STATED GOAL
Transcribe everything in the data word for word. Pictures are left out.

Entries from a dataset
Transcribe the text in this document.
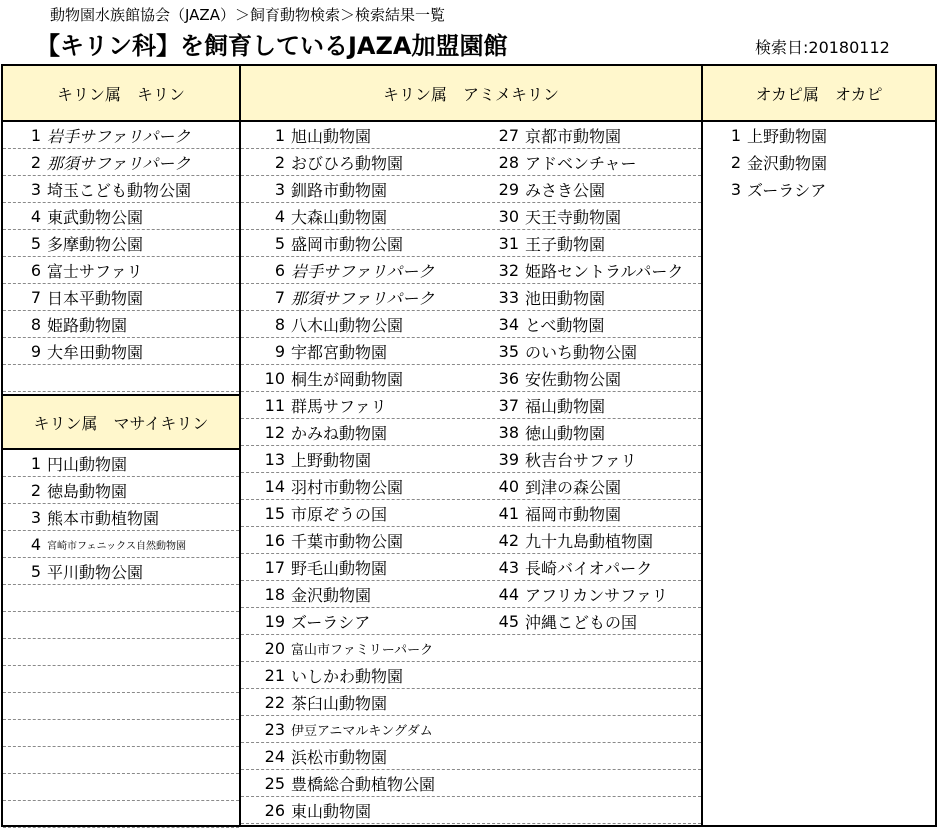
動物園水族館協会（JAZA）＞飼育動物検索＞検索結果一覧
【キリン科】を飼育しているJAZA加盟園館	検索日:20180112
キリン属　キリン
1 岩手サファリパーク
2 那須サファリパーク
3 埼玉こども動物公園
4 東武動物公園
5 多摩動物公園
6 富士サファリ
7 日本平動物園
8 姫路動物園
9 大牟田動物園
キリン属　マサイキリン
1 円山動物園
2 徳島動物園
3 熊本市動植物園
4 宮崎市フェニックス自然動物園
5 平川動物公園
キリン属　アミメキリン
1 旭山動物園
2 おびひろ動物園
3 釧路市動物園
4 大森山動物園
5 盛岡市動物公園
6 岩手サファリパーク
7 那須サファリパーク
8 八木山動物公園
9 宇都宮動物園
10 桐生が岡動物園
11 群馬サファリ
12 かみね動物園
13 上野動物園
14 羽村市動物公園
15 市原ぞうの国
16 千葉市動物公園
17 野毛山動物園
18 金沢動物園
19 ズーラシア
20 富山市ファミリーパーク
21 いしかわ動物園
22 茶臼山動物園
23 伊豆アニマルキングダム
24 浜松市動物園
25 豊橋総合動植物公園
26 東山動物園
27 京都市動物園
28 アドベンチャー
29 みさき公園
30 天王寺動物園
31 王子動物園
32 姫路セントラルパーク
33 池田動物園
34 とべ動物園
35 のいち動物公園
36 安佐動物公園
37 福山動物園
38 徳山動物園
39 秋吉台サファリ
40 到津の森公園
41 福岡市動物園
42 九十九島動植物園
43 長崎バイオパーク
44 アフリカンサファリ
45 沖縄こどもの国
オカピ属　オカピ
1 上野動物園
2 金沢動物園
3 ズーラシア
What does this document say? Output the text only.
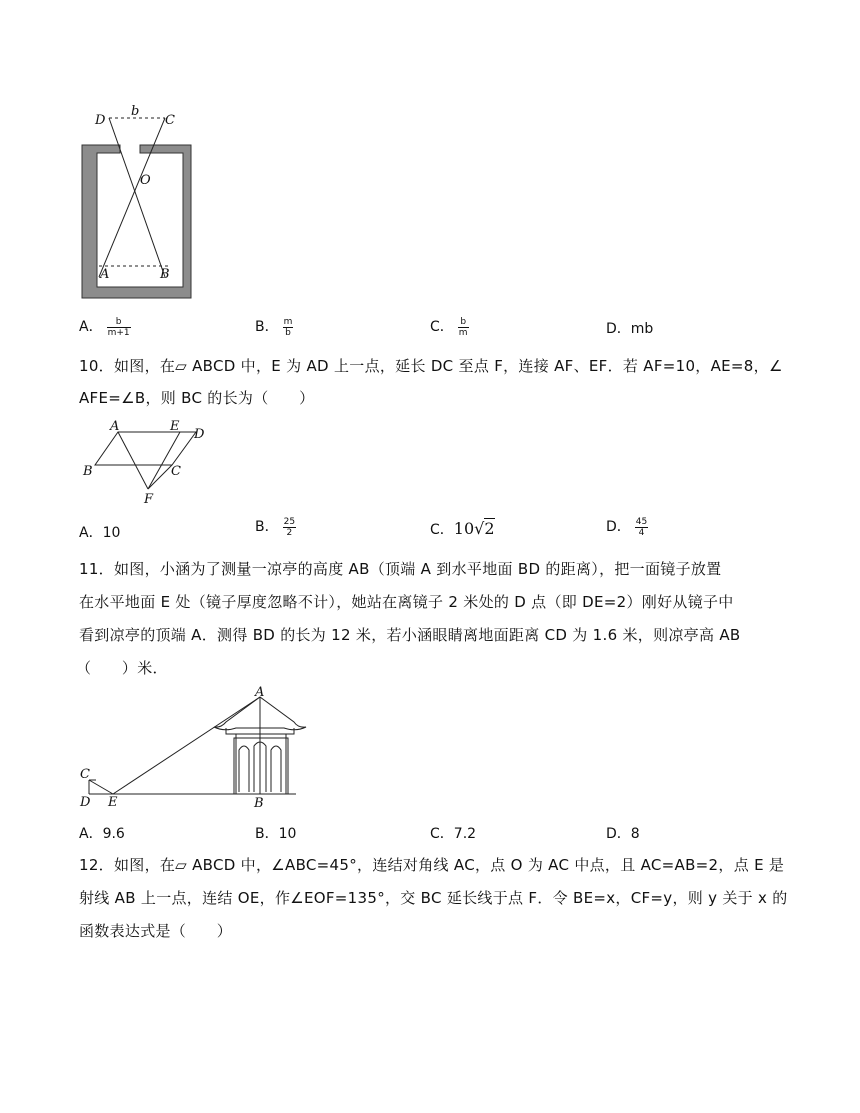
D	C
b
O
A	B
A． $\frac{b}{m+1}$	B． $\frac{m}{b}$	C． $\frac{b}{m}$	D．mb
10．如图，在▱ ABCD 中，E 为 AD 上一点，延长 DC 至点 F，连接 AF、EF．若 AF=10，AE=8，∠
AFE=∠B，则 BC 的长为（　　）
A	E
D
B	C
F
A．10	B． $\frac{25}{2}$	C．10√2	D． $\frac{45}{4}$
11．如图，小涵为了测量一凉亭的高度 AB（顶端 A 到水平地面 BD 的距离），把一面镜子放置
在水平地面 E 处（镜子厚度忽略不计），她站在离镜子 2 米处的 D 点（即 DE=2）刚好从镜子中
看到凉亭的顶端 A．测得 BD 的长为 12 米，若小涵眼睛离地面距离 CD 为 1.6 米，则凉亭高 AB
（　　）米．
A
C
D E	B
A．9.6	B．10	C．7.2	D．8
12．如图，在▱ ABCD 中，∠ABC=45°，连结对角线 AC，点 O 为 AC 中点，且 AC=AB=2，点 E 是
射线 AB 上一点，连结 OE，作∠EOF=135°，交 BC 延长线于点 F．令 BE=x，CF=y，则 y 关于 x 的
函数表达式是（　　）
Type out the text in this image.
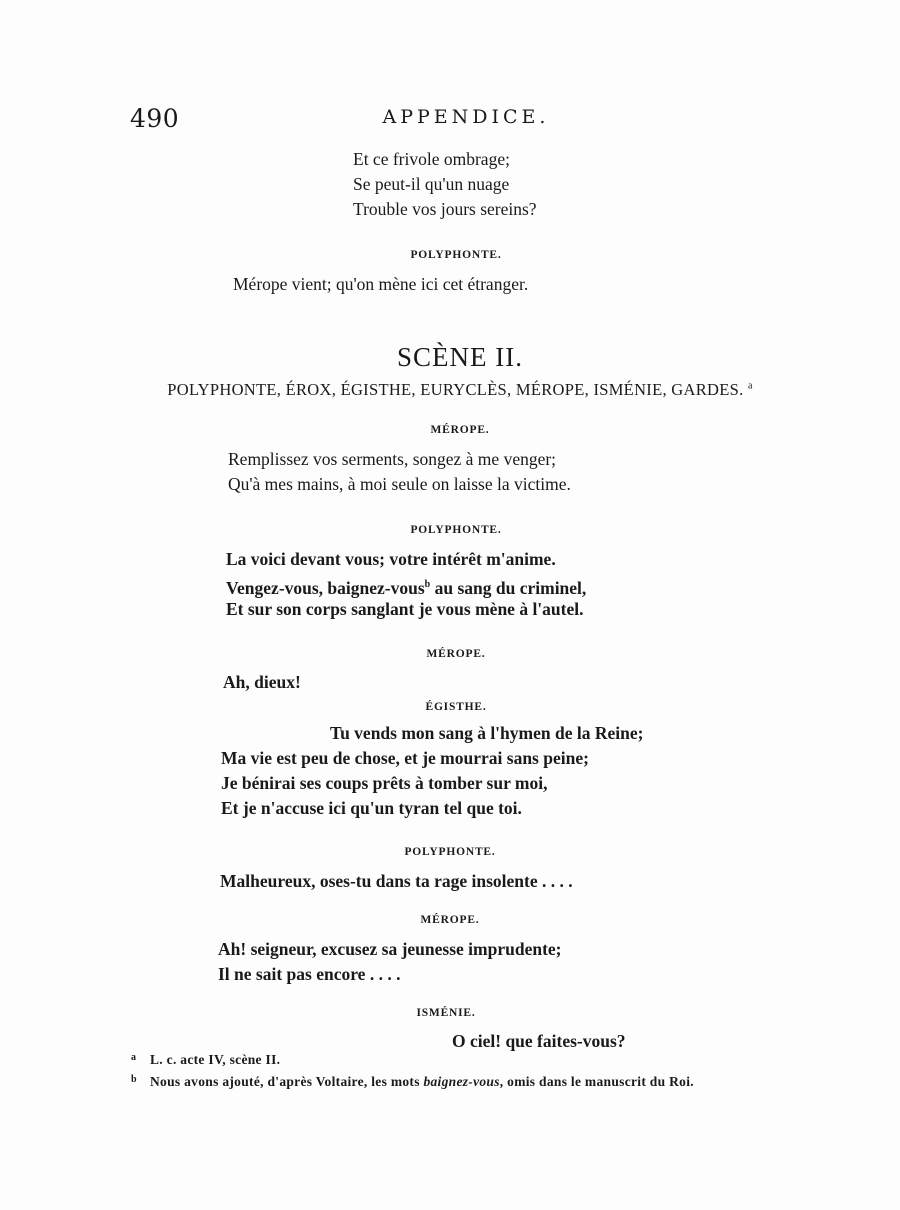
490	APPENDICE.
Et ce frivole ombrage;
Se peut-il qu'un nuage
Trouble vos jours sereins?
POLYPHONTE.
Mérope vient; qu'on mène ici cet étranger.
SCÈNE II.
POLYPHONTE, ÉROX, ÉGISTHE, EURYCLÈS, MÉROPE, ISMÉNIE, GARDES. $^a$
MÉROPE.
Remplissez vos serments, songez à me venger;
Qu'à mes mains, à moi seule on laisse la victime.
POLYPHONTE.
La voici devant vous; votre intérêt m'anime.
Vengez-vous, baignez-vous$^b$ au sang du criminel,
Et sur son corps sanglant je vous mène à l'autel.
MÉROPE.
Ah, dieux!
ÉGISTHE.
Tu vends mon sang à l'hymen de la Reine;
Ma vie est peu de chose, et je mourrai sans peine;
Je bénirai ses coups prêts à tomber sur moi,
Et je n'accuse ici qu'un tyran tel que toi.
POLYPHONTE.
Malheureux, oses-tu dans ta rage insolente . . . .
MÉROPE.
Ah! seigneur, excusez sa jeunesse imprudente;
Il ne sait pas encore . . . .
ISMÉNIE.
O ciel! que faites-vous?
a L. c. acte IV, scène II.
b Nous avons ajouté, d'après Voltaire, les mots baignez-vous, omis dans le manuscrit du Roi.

TASK RESPONSE
Transcribe the text in this document.
動物園水族館協会（JAZA）＞飼育動物検索＞検索結果一覧
【キリン科】を飼育しているJAZA加盟園館	検索日:20180112
キリン属　キリン
1 岩手サファリパーク
2 那須サファリパーク
3 埼玉こども動物公園
4 東武動物公園
5 多摩動物公園
6 富士サファリ
7 日本平動物園
8 姫路動物園
9 大牟田動物園
キリン属　マサイキリン
1 円山動物園
2 徳島動物園
3 熊本市動植物園
4 宮崎市フェニックス自然動物園
5 平川動物公園
キリン属　アミメキリン
1 旭山動物園
2 おびひろ動物園
3 釧路市動物園
4 大森山動物園
5 盛岡市動物公園
6 岩手サファリパーク
7 那須サファリパーク
8 八木山動物公園
9 宇都宮動物園
10 桐生が岡動物園
11 群馬サファリ
12 かみね動物園
13 上野動物園
14 羽村市動物公園
15 市原ぞうの国
16 千葉市動物公園
17 野毛山動物園
18 金沢動物園
19 ズーラシア
20 富山市ファミリーパーク
21 いしかわ動物園
22 茶臼山動物園
23 伊豆アニマルキングダム
24 浜松市動物園
25 豊橋総合動植物公園
26 東山動物園
27 京都市動物園
28 アドベンチャー
29 みさき公園
30 天王寺動物園
31 王子動物園
32 姫路セントラルパーク
33 池田動物園
34 とべ動物園
35 のいち動物公園
36 安佐動物公園
37 福山動物園
38 徳山動物園
39 秋吉台サファリ
40 到津の森公園
41 福岡市動物園
42 九十九島動植物園
43 長崎バイオパーク
44 アフリカンサファリ
45 沖縄こどもの国
オカピ属　オカピ
1 上野動物園
2 金沢動物園
3 ズーラシア
What does this document say? Output the text only.
D	C
b
O
A	B
A． $\frac{b}{m+1}$	B． $\frac{m}{b}$	C． $\frac{b}{m}$	D．mb
10．如图，在▱ ABCD 中，E 为 AD 上一点，延长 DC 至点 F，连接 AF、EF．若 AF=10，AE=8，∠
AFE=∠B，则 BC 的长为（　　）
A	E
D
B	C
F
A．10	B． $\frac{25}{2}$	C．10√2	D． $\frac{45}{4}$
11．如图，小涵为了测量一凉亭的高度 AB（顶端 A 到水平地面 BD 的距离），把一面镜子放置
在水平地面 E 处（镜子厚度忽略不计），她站在离镜子 2 米处的 D 点（即 DE=2）刚好从镜子中
看到凉亭的顶端 A．测得 BD 的长为 12 米，若小涵眼睛离地面距离 CD 为 1.6 米，则凉亭高 AB
（　　）米．
A
C
D E	B
A．9.6	B．10	C．7.2	D．8
12．如图，在▱ ABCD 中，∠ABC=45°，连结对角线 AC，点 O 为 AC 中点，且 AC=AB=2，点 E 是
射线 AB 上一点，连结 OE，作∠EOF=135°，交 BC 延长线于点 F．令 BE=x，CF=y，则 y 关于 x 的
函数表达式是（　　）
Type out the text in this image.
490	APPENDICE.
Et ce frivole ombrage;
Se peut-il qu'un nuage
Trouble vos jours sereins?
POLYPHONTE.
Mérope vient; qu'on mène ici cet étranger.
SCÈNE II.
POLYPHONTE, ÉROX, ÉGISTHE, EURYCLÈS, MÉROPE, ISMÉNIE, GARDES. $^a$
MÉROPE.
Remplissez vos serments, songez à me venger;
Qu'à mes mains, à moi seule on laisse la victime.
POLYPHONTE.
La voici devant vous; votre intérêt m'anime.
Vengez-vous, baignez-vous$^b$ au sang du criminel,
Et sur son corps sanglant je vous mène à l'autel.
MÉROPE.
Ah, dieux!
ÉGISTHE.
Tu vends mon sang à l'hymen de la Reine;
Ma vie est peu de chose, et je mourrai sans peine;
Je bénirai ses coups prêts à tomber sur moi,
Et je n'accuse ici qu'un tyran tel que toi.
POLYPHONTE.
Malheureux, oses-tu dans ta rage insolente . . . .
MÉROPE.
Ah! seigneur, excusez sa jeunesse imprudente;
Il ne sait pas encore . . . .
ISMÉNIE.
O ciel! que faites-vous?
a L. c. acte IV, scène II.
b Nous avons ajouté, d'après Voltaire, les mots baignez-vous, omis dans le manuscrit du Roi.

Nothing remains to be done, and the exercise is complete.